-- START OF Records for processing --

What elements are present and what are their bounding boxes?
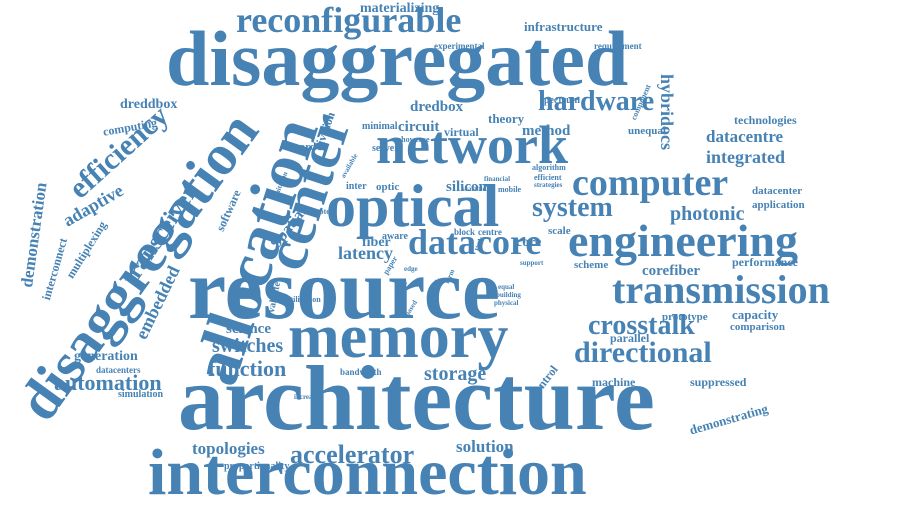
word-technologies: technologies <box>734 113 797 127</box>
word-aware: aware <box>382 231 408 242</box>
word-transmission: transmission <box>612 267 830 312</box>
word-infrastructure: infrastructure <box>524 19 603 34</box>
word-theory: theory <box>488 111 525 126</box>
word-corefiber: corefiber <box>642 263 701 279</box>
word-computer: computer <box>572 162 729 204</box>
word-memory: memory <box>288 303 509 371</box>
word-physical: physical <box>494 299 519 307</box>
word-simulation: simulation <box>118 389 164 400</box>
word-engineering: engineering <box>568 215 798 266</box>
word-science: science <box>226 321 271 337</box>
word-block: block <box>454 227 476 237</box>
word-silicon: silicon <box>446 179 487 195</box>
word-comparison: comparison <box>730 321 785 333</box>
word-inter: inter <box>346 181 367 192</box>
word-datacentre: datacentre <box>706 127 784 146</box>
word-scheme: scheme <box>574 259 609 271</box>
word-datacore: datacore <box>408 222 542 262</box>
word-datacenters: datacenters <box>96 365 141 375</box>
word-support: support <box>520 259 544 267</box>
word-switches: switches <box>212 335 284 357</box>
word-application: application <box>752 199 805 211</box>
word-topologies: topologies <box>192 439 265 458</box>
word-requirement: requirement <box>594 41 642 51</box>
word-centre: centre <box>478 227 502 237</box>
word-resource: resource <box>188 241 501 337</box>
word-core: core <box>516 235 542 250</box>
word-photonic: photonic <box>670 203 745 225</box>
word-method: method <box>522 123 571 139</box>
word-architecture: architecture <box>178 347 655 449</box>
word-function: function <box>208 356 287 381</box>
word-datacenter: datacenter <box>752 185 803 197</box>
word-directional: directional <box>574 336 712 369</box>
word-hybridocs: hybridocs <box>657 74 677 151</box>
word-materializing: materializing <box>360 1 440 16</box>
word-circuit: circuit <box>398 119 440 135</box>
word-virtual: virtual <box>444 125 479 139</box>
word-equal: equal <box>498 283 515 291</box>
word-algorithm: algorithm <box>532 163 566 172</box>
word-proportionality: proportionality <box>224 461 290 472</box>
word-optical: optical <box>326 173 500 239</box>
word-network: network <box>376 115 568 175</box>
word-accelerator: accelerator <box>290 440 415 469</box>
word-machine: machine <box>592 375 636 389</box>
word-bandwidth: bandwidth <box>340 367 382 377</box>
word-automation: automation <box>54 370 162 395</box>
word-unequal: unequal <box>628 125 666 137</box>
word-reconfigurable: reconfigurable <box>236 0 462 40</box>
word-fiber: fiber <box>362 235 391 250</box>
word-utilization: utilization <box>286 295 321 304</box>
word-showcase: showcase <box>398 135 430 144</box>
word-latency: latency <box>338 243 393 263</box>
word-financial: financial <box>484 175 511 183</box>
word-generation: generation <box>74 349 138 364</box>
word-capacity: capacity <box>732 307 779 322</box>
word-scalable: scalable <box>462 185 486 193</box>
word-edge: edge <box>404 265 418 273</box>
word-remote: remote <box>306 207 330 216</box>
word-storage: storage <box>424 363 487 385</box>
word-dreddbox: dreddbox <box>120 97 178 112</box>
word-board: board <box>288 141 317 153</box>
word-spectrum: spectrum <box>540 95 580 106</box>
word-increase: increase <box>294 393 319 401</box>
word-server: server <box>372 143 399 154</box>
word-efficient: efficient <box>534 173 562 182</box>
word-hardware: hardware <box>538 86 655 117</box>
word-system: system <box>532 192 613 223</box>
word-experimental: experimental <box>434 41 485 51</box>
word-parallel: parallel <box>610 331 650 345</box>
word-scale: scale <box>548 225 571 237</box>
word-building: building <box>496 291 521 299</box>
word-prototype: prototype <box>662 311 708 323</box>
word-optic: optic <box>376 181 400 193</box>
word-dredbox: dredbox <box>410 99 464 115</box>
word-strategies: strategies <box>534 181 563 189</box>
word-mobile: mobile <box>498 185 522 194</box>
word-suppressed: suppressed <box>690 375 747 389</box>
word-crosstalk: crosstalk <box>588 310 695 341</box>
word-disaggregated: disaggregated <box>166 15 629 102</box>
word-demonstrating: demonstrating <box>687 400 770 438</box>
word-performance: performance <box>732 255 798 269</box>
word-interconnection: interconnection <box>148 436 587 509</box>
word-solution: solution <box>456 437 514 456</box>
word-minimal: minimal <box>362 121 398 132</box>
word-integrated: integrated <box>706 147 785 167</box>
word-demonstration: demonstration <box>17 181 51 289</box>
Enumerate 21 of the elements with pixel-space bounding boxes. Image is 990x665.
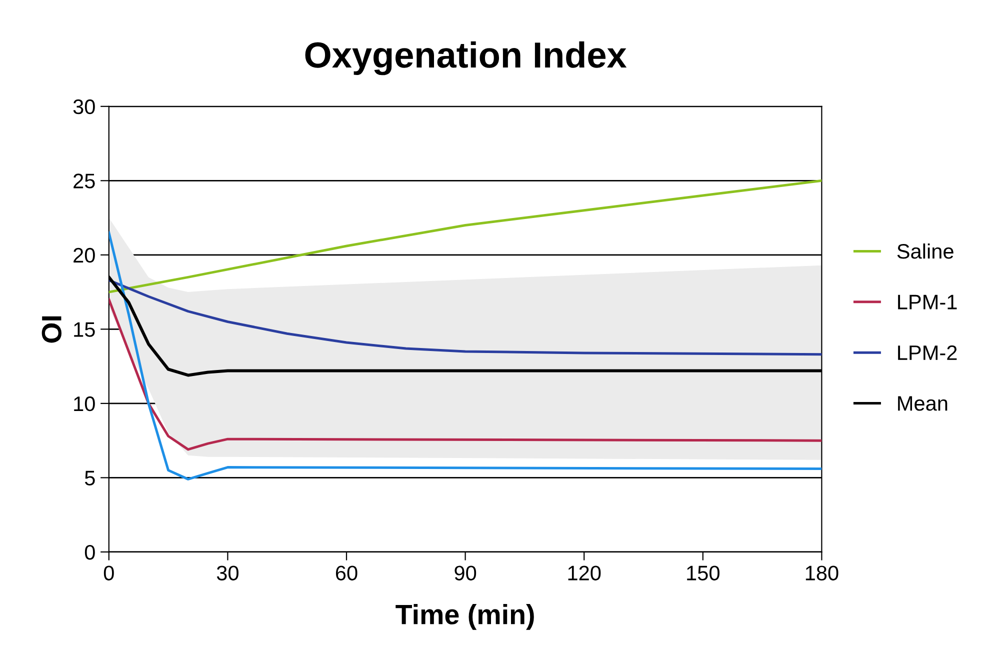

-- END OF Records for processing --

* [What this task involves]:
Could you copy out, character for character, every line from the one with "word-technologies: technologies <box>734" to the one with "word-memory: memory <box>288", both included?

* [Full response]:
word-technologies: technologies <box>734 113 797 127</box>
word-aware: aware <box>382 231 408 242</box>
word-transmission: transmission <box>612 267 830 312</box>
word-infrastructure: infrastructure <box>524 19 603 34</box>
word-theory: theory <box>488 111 525 126</box>
word-corefiber: corefiber <box>642 263 701 279</box>
word-computer: computer <box>572 162 729 204</box>
word-memory: memory <box>288 303 509 371</box>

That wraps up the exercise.